# SHORT EXERCISE
Show all lines from the listing below that contain "Wealth".

# DATA RECORDS
::::::::::

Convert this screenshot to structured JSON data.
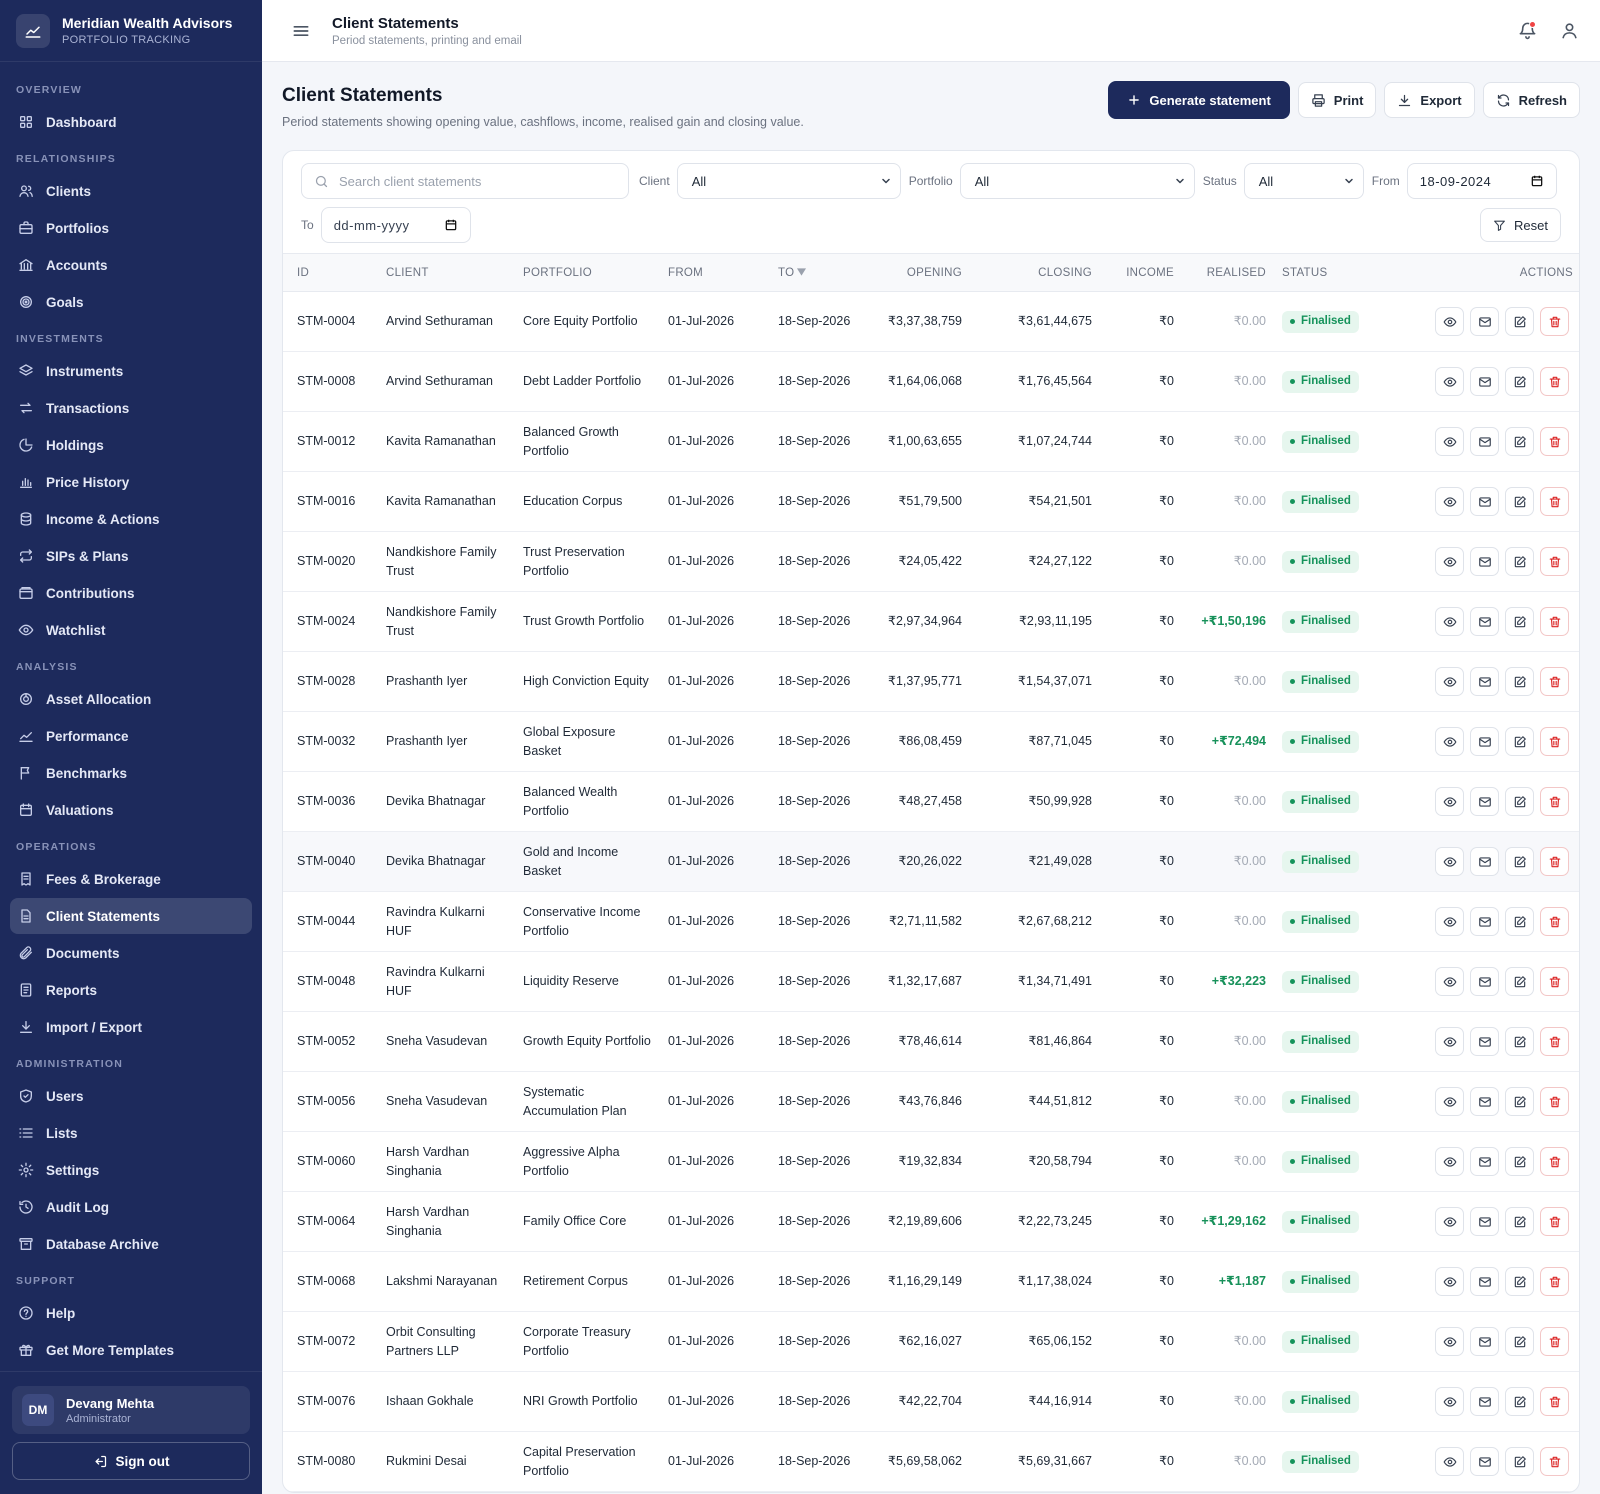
{
  "brand": {
    "name": "Meridian Wealth Advisors",
    "sub": "PORTFOLIO TRACKING"
  },
  "nav": {
    "sections": [
      {
        "title": "OVERVIEW",
        "items": [
          {
            "label": "Dashboard",
            "icon": "grid-icon"
          }
        ]
      },
      {
        "title": "RELATIONSHIPS",
        "items": [
          {
            "label": "Clients",
            "icon": "users-icon"
          },
          {
            "label": "Portfolios",
            "icon": "briefcase-icon"
          },
          {
            "label": "Accounts",
            "icon": "bank-icon"
          },
          {
            "label": "Goals",
            "icon": "target-icon"
          }
        ]
      },
      {
        "title": "INVESTMENTS",
        "items": [
          {
            "label": "Instruments",
            "icon": "layers-icon"
          },
          {
            "label": "Transactions",
            "icon": "arrows-icon"
          },
          {
            "label": "Holdings",
            "icon": "pie-icon"
          },
          {
            "label": "Price History",
            "icon": "bar-chart-icon"
          },
          {
            "label": "Income & Actions",
            "icon": "coins-icon"
          },
          {
            "label": "SIPs & Plans",
            "icon": "repeat-icon"
          },
          {
            "label": "Contributions",
            "icon": "wallet-icon"
          },
          {
            "label": "Watchlist",
            "icon": "eye-icon"
          }
        ]
      },
      {
        "title": "ANALYSIS",
        "items": [
          {
            "label": "Asset Allocation",
            "icon": "allocation-icon"
          },
          {
            "label": "Performance",
            "icon": "trend-icon"
          },
          {
            "label": "Benchmarks",
            "icon": "flag-icon"
          },
          {
            "label": "Valuations",
            "icon": "calendar-icon"
          }
        ]
      },
      {
        "title": "OPERATIONS",
        "items": [
          {
            "label": "Fees & Brokerage",
            "icon": "receipt-icon"
          },
          {
            "label": "Client Statements",
            "icon": "document-icon",
            "active": true
          },
          {
            "label": "Documents",
            "icon": "paperclip-icon"
          },
          {
            "label": "Reports",
            "icon": "report-icon"
          },
          {
            "label": "Import / Export",
            "icon": "download-icon"
          }
        ]
      },
      {
        "title": "ADMINISTRATION",
        "items": [
          {
            "label": "Users",
            "icon": "shield-icon"
          },
          {
            "label": "Lists",
            "icon": "list-icon"
          },
          {
            "label": "Settings",
            "icon": "gear-icon"
          },
          {
            "label": "Audit Log",
            "icon": "history-icon"
          },
          {
            "label": "Database Archive",
            "icon": "archive-icon"
          }
        ]
      },
      {
        "title": "SUPPORT",
        "items": [
          {
            "label": "Help",
            "icon": "help-icon"
          },
          {
            "label": "Get More Templates",
            "icon": "gift-icon"
          }
        ]
      }
    ]
  },
  "user": {
    "initials": "DM",
    "name": "Devang Mehta",
    "role": "Administrator",
    "signout": "Sign out"
  },
  "topbar": {
    "title": "Client Statements",
    "subtitle": "Period statements, printing and email"
  },
  "page": {
    "title": "Client Statements",
    "description": "Period statements showing opening value, cashflows, income, realised gain and closing value.",
    "buttons": {
      "generate": "Generate statement",
      "print": "Print",
      "export": "Export",
      "refresh": "Refresh"
    }
  },
  "filters": {
    "search_placeholder": "Search client statements",
    "client_label": "Client",
    "client_value": "All",
    "portfolio_label": "Portfolio",
    "portfolio_value": "All",
    "status_label": "Status",
    "status_value": "All",
    "from_label": "From",
    "from_value": "18-09-2024",
    "to_label": "To",
    "to_value": "dd-mm-yyyy",
    "reset": "Reset"
  },
  "table": {
    "columns": {
      "id": "ID",
      "client": "CLIENT",
      "portfolio": "PORTFOLIO",
      "from": "FROM",
      "to": "TO",
      "opening": "OPENING",
      "closing": "CLOSING",
      "income": "INCOME",
      "realised": "REALISED",
      "status": "STATUS",
      "actions": "ACTIONS"
    },
    "rows": [
      {
        "id": "STM-0004",
        "client": "Arvind Sethuraman",
        "portfolio": "Core Equity Portfolio",
        "from": "01-Jul-2026",
        "to": "18-Sep-2026",
        "opening": "₹3,37,38,759",
        "closing": "₹3,61,44,675",
        "income": "₹0",
        "realised": "₹0.00",
        "status": "Finalised"
      },
      {
        "id": "STM-0008",
        "client": "Arvind Sethuraman",
        "portfolio": "Debt Ladder Portfolio",
        "from": "01-Jul-2026",
        "to": "18-Sep-2026",
        "opening": "₹1,64,06,068",
        "closing": "₹1,76,45,564",
        "income": "₹0",
        "realised": "₹0.00",
        "status": "Finalised"
      },
      {
        "id": "STM-0012",
        "client": "Kavita Ramanathan",
        "portfolio": "Balanced Growth Portfolio",
        "from": "01-Jul-2026",
        "to": "18-Sep-2026",
        "opening": "₹1,00,63,655",
        "closing": "₹1,07,24,744",
        "income": "₹0",
        "realised": "₹0.00",
        "status": "Finalised"
      },
      {
        "id": "STM-0016",
        "client": "Kavita Ramanathan",
        "portfolio": "Education Corpus",
        "from": "01-Jul-2026",
        "to": "18-Sep-2026",
        "opening": "₹51,79,500",
        "closing": "₹54,21,501",
        "income": "₹0",
        "realised": "₹0.00",
        "status": "Finalised"
      },
      {
        "id": "STM-0020",
        "client": "Nandkishore Family Trust",
        "portfolio": "Trust Preservation Portfolio",
        "from": "01-Jul-2026",
        "to": "18-Sep-2026",
        "opening": "₹24,05,422",
        "closing": "₹24,27,122",
        "income": "₹0",
        "realised": "₹0.00",
        "status": "Finalised"
      },
      {
        "id": "STM-0024",
        "client": "Nandkishore Family Trust",
        "portfolio": "Trust Growth Portfolio",
        "from": "01-Jul-2026",
        "to": "18-Sep-2026",
        "opening": "₹2,97,34,964",
        "closing": "₹2,93,11,195",
        "income": "₹0",
        "realised": "+₹1,50,196",
        "status": "Finalised"
      },
      {
        "id": "STM-0028",
        "client": "Prashanth Iyer",
        "portfolio": "High Conviction Equity",
        "from": "01-Jul-2026",
        "to": "18-Sep-2026",
        "opening": "₹1,37,95,771",
        "closing": "₹1,54,37,071",
        "income": "₹0",
        "realised": "₹0.00",
        "status": "Finalised"
      },
      {
        "id": "STM-0032",
        "client": "Prashanth Iyer",
        "portfolio": "Global Exposure Basket",
        "from": "01-Jul-2026",
        "to": "18-Sep-2026",
        "opening": "₹86,08,459",
        "closing": "₹87,71,045",
        "income": "₹0",
        "realised": "+₹72,494",
        "status": "Finalised"
      },
      {
        "id": "STM-0036",
        "client": "Devika Bhatnagar",
        "portfolio": "Balanced Wealth Portfolio",
        "from": "01-Jul-2026",
        "to": "18-Sep-2026",
        "opening": "₹48,27,458",
        "closing": "₹50,99,928",
        "income": "₹0",
        "realised": "₹0.00",
        "status": "Finalised"
      },
      {
        "id": "STM-0040",
        "client": "Devika Bhatnagar",
        "portfolio": "Gold and Income Basket",
        "from": "01-Jul-2026",
        "to": "18-Sep-2026",
        "opening": "₹20,26,022",
        "closing": "₹21,49,028",
        "income": "₹0",
        "realised": "₹0.00",
        "status": "Finalised"
      },
      {
        "id": "STM-0044",
        "client": "Ravindra Kulkarni HUF",
        "portfolio": "Conservative Income Portfolio",
        "from": "01-Jul-2026",
        "to": "18-Sep-2026",
        "opening": "₹2,71,11,582",
        "closing": "₹2,67,68,212",
        "income": "₹0",
        "realised": "₹0.00",
        "status": "Finalised"
      },
      {
        "id": "STM-0048",
        "client": "Ravindra Kulkarni HUF",
        "portfolio": "Liquidity Reserve",
        "from": "01-Jul-2026",
        "to": "18-Sep-2026",
        "opening": "₹1,32,17,687",
        "closing": "₹1,34,71,491",
        "income": "₹0",
        "realised": "+₹32,223",
        "status": "Finalised"
      },
      {
        "id": "STM-0052",
        "client": "Sneha Vasudevan",
        "portfolio": "Growth Equity Portfolio",
        "from": "01-Jul-2026",
        "to": "18-Sep-2026",
        "opening": "₹78,46,614",
        "closing": "₹81,46,864",
        "income": "₹0",
        "realised": "₹0.00",
        "status": "Finalised"
      },
      {
        "id": "STM-0056",
        "client": "Sneha Vasudevan",
        "portfolio": "Systematic Accumulation Plan",
        "from": "01-Jul-2026",
        "to": "18-Sep-2026",
        "opening": "₹43,76,846",
        "closing": "₹44,51,812",
        "income": "₹0",
        "realised": "₹0.00",
        "status": "Finalised"
      },
      {
        "id": "STM-0060",
        "client": "Harsh Vardhan Singhania",
        "portfolio": "Aggressive Alpha Portfolio",
        "from": "01-Jul-2026",
        "to": "18-Sep-2026",
        "opening": "₹19,32,834",
        "closing": "₹20,58,794",
        "income": "₹0",
        "realised": "₹0.00",
        "status": "Finalised"
      },
      {
        "id": "STM-0064",
        "client": "Harsh Vardhan Singhania",
        "portfolio": "Family Office Core",
        "from": "01-Jul-2026",
        "to": "18-Sep-2026",
        "opening": "₹2,19,89,606",
        "closing": "₹2,22,73,245",
        "income": "₹0",
        "realised": "+₹1,29,162",
        "status": "Finalised"
      },
      {
        "id": "STM-0068",
        "client": "Lakshmi Narayanan",
        "portfolio": "Retirement Corpus",
        "from": "01-Jul-2026",
        "to": "18-Sep-2026",
        "opening": "₹1,16,29,149",
        "closing": "₹1,17,38,024",
        "income": "₹0",
        "realised": "+₹1,187",
        "status": "Finalised"
      },
      {
        "id": "STM-0072",
        "client": "Orbit Consulting Partners LLP",
        "portfolio": "Corporate Treasury Portfolio",
        "from": "01-Jul-2026",
        "to": "18-Sep-2026",
        "opening": "₹62,16,027",
        "closing": "₹65,06,152",
        "income": "₹0",
        "realised": "₹0.00",
        "status": "Finalised"
      },
      {
        "id": "STM-0076",
        "client": "Ishaan Gokhale",
        "portfolio": "NRI Growth Portfolio",
        "from": "01-Jul-2026",
        "to": "18-Sep-2026",
        "opening": "₹42,22,704",
        "closing": "₹44,16,914",
        "income": "₹0",
        "realised": "₹0.00",
        "status": "Finalised"
      },
      {
        "id": "STM-0080",
        "client": "Rukmini Desai",
        "portfolio": "Capital Preservation Portfolio",
        "from": "01-Jul-2026",
        "to": "18-Sep-2026",
        "opening": "₹5,69,58,062",
        "closing": "₹5,69,31,667",
        "income": "₹0",
        "realised": "₹0.00",
        "status": "Finalised"
      }
    ]
  },
  "colors": {
    "sidebar": "#1d2a5c",
    "primary": "#1d2a5c",
    "success": "#15935b",
    "danger": "#dc2626"
  }
}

::::::::::

# FINISHED EXERCISE
    "name": "Meridian Wealth Advisors",
        "portfolio": "Balanced Wealth Portfolio",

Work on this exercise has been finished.